Aim: Provide an exact transcription of all the records.

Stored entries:
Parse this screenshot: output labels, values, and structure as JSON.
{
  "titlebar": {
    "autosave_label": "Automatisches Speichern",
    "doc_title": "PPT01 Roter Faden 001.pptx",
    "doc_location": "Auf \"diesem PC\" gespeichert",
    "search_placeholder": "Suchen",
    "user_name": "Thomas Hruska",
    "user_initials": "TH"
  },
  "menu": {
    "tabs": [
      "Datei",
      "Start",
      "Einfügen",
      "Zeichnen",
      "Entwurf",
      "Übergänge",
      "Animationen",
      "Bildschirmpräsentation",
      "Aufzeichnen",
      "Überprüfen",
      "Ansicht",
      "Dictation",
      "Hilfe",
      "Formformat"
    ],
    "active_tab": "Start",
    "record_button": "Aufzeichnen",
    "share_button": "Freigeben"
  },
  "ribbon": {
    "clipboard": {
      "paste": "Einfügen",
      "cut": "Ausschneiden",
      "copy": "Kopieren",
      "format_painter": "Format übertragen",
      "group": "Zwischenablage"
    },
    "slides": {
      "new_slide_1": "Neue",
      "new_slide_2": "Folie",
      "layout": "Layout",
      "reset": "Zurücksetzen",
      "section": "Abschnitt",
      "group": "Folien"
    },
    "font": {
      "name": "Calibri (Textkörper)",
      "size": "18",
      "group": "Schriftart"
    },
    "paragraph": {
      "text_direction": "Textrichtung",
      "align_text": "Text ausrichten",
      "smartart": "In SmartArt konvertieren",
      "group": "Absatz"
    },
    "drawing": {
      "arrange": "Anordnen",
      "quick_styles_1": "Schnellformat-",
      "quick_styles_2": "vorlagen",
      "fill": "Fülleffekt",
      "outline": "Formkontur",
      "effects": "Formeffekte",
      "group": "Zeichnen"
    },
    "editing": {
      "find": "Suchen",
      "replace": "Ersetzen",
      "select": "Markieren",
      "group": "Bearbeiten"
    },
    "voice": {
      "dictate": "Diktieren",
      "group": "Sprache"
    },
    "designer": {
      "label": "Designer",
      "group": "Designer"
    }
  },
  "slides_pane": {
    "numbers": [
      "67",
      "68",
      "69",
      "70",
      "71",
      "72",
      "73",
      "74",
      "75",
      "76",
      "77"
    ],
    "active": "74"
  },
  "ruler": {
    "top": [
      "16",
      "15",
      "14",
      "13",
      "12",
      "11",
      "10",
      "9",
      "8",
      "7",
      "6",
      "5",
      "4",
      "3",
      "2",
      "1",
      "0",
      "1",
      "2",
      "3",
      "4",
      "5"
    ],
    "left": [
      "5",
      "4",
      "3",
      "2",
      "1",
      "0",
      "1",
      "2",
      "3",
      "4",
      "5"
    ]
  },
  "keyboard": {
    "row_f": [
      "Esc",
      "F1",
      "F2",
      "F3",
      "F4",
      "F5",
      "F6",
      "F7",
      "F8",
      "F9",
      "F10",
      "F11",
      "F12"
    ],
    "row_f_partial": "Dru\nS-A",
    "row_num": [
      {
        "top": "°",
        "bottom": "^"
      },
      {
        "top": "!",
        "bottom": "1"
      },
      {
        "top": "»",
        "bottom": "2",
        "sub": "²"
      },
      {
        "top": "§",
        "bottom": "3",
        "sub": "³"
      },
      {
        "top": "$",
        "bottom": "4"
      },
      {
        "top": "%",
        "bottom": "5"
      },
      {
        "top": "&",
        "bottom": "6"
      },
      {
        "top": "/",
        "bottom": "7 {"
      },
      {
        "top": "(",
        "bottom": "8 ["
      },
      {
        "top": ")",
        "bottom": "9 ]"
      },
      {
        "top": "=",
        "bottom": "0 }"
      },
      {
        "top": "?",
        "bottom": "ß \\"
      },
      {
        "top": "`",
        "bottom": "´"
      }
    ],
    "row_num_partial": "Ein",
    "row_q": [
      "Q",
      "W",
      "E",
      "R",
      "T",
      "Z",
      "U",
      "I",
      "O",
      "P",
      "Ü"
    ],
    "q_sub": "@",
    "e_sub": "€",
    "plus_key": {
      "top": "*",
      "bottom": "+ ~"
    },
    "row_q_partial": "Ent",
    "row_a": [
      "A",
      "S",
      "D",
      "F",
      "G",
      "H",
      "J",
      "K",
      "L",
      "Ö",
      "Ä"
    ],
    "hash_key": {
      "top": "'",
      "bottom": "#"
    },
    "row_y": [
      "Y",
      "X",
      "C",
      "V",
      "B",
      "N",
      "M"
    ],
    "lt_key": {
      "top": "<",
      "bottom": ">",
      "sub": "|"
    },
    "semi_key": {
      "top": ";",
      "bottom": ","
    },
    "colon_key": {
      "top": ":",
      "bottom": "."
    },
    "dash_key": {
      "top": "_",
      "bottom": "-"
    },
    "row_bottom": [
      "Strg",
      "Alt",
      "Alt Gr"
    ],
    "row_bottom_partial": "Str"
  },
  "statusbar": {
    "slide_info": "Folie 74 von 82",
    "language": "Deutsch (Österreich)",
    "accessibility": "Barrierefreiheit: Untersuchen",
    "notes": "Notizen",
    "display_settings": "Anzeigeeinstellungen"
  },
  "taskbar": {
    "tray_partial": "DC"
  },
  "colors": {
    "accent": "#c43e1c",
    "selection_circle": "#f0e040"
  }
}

Exercise output:
Parse this screenshot: output labels, values, and structure as JSON.
{
  "titlebar": {
    "autosave_label": "Automatisches Speichern",
    "doc_title": "PPT01 Roter Faden 001.pptx",
    "doc_location": "Auf \"diesem PC\" gespeichert",
    "search_placeholder": "Suchen",
    "user_name": "Thomas Hruska",
    "user_initials": "TH"
  },
  "menu": {
    "tabs": [
      "Datei",
      "Start",
      "Einfügen",
      "Zeichnen",
      "Entwurf",
      "Übergänge",
      "Animationen",
      "Bildschirmpräsentation",
      "Aufzeichnen",
      "Überprüfen",
      "Ansicht",
      "Dictation",
      "Hilfe",
      "Formformat"
    ],
    "active_tab": "Start",
    "record_button": "Aufzeichnen",
    "share_button": "Freigeben"
  },
  "ribbon": {
    "clipboard": {
      "paste": "Einfügen",
      "cut": "Ausschneiden",
      "copy": "Kopieren",
      "format_painter": "Format übertragen",
      "group": "Zwischenablage"
    },
    "slides": {
      "new_slide_1": "Neue",
      "new_slide_2": "Folie",
      "layout": "Layout",
      "reset": "Zurücksetzen",
      "section": "Abschnitt",
      "group": "Folien"
    },
    "font": {
      "name": "Calibri (Textkörper)",
      "size": "18",
      "group": "Schriftart"
    },
    "paragraph": {
      "text_direction": "Textrichtung",
      "align_text": "Text ausrichten",
      "smartart": "In SmartArt konvertieren",
      "group": "Absatz"
    },
    "drawing": {
      "arrange": "Anordnen",
      "quick_styles_1": "Schnellformat-",
      "quick_styles_2": "vorlagen",
      "fill": "Fülleffekt",
      "outline": "Formkontur",
      "effects": "Formeffekte",
      "group": "Zeichnen"
    },
    "editing": {
      "find": "Suchen",
      "replace": "Ersetzen",
      "select": "Markieren",
      "group": "Bearbeiten"
    },
    "voice": {
      "dictate": "Diktieren",
      "group": "Sprache"
    },
    "designer": {
      "label": "Designer",
      "group": "Designer"
    }
  },
  "slides_pane": {
    "numbers": [
      "67",
      "68",
      "69",
      "70",
      "71",
      "72",
      "73",
      "74",
      "75",
      "76",
      "77"
    ],
    "active": "74"
  },
  "ruler": {
    "top": [
      "16",
      "15",
      "14",
      "13",
      "12",
      "11",
      "10",
      "9",
      "8",
      "7",
      "6",
      "5",
      "4",
      "3",
      "2",
      "1",
      "0",
      "1",
      "2",
      "3",
      "4",
      "5"
    ],
    "left": [
      "5",
      "4",
      "3",
      "2",
      "1",
      "0",
      "1",
      "2",
      "3",
      "4",
      "5"
    ]
  },
  "keyboard": {
    "row_f": [
      "Esc",
      "F1",
      "F2",
      "F3",
      "F4",
      "F5",
      "F6",
      "F7",
      "F8",
      "F9",
      "F10",
      "F11",
      "F12"
    ],
    "row_f_partial": "Dru\nS-A",
    "row_num": [
      {
        "top": "°",
        "bottom": "^"
      },
      {
        "top": "!",
        "bottom": "1"
      },
      {
        "top": "»",
        "bottom": "2",
        "sub": "²"
      },
      {
        "top": "§",
        "bottom": "3",
        "sub": "³"
      },
      {
        "top": "$",
        "bottom": "4"
      },
      {
        "top": "%",
        "bottom": "5"
      },
      {
        "top": "&",
        "bottom": "6"
      },
      {
        "top": "/",
        "bottom": "7 {"
      },
      {
        "top": "(",
        "bottom": "8 ["
      },
      {
        "top": ")",
        "bottom": "9 ]"
      },
      {
        "top": "=",
        "bottom": "0 }"
      },
      {
        "top": "?",
        "bottom": "ß \\"
      },
      {
        "top": "`",
        "bottom": "´"
      }
    ],
    "row_num_partial": "Ein",
    "row_q": [
      "Q",
      "W",
      "E",
      "R",
      "T",
      "Z",
      "U",
      "I",
      "O",
      "P",
      "Ü"
    ],
    "q_sub": "@",
    "e_sub": "€",
    "plus_key": {
      "top": "*",
      "bottom": "+ ~"
    },
    "row_q_partial": "Ent",
    "row_a": [
      "A",
      "S",
      "D",
      "F",
      "G",
      "H",
      "J",
      "K",
      "L",
      "Ö",
      "Ä"
    ],
    "hash_key": {
      "top": "'",
      "bottom": "#"
    },
    "row_y": [
      "Y",
      "X",
      "C",
      "V",
      "B",
      "N",
      "M"
    ],
    "lt_key": {
      "top": "<",
      "bottom": ">",
      "sub": "|"
    },
    "semi_key": {
      "top": ";",
      "bottom": ","
    },
    "colon_key": {
      "top": ":",
      "bottom": "."
    },
    "dash_key": {
      "top": "_",
      "bottom": "-"
    },
    "row_bottom": [
      "Strg",
      "Alt",
      "Alt Gr"
    ],
    "row_bottom_partial": "Str"
  },
  "statusbar": {
    "slide_info": "Folie 74 von 82",
    "language": "Deutsch (Österreich)",
    "accessibility": "Barrierefreiheit: Untersuchen",
    "notes": "Notizen",
    "display_settings": "Anzeigeeinstellungen"
  },
  "taskbar": {
    "tray_partial": "DC"
  },
  "colors": {
    "accent": "#c43e1c",
    "selection_circle": "#f0e040"
  }
}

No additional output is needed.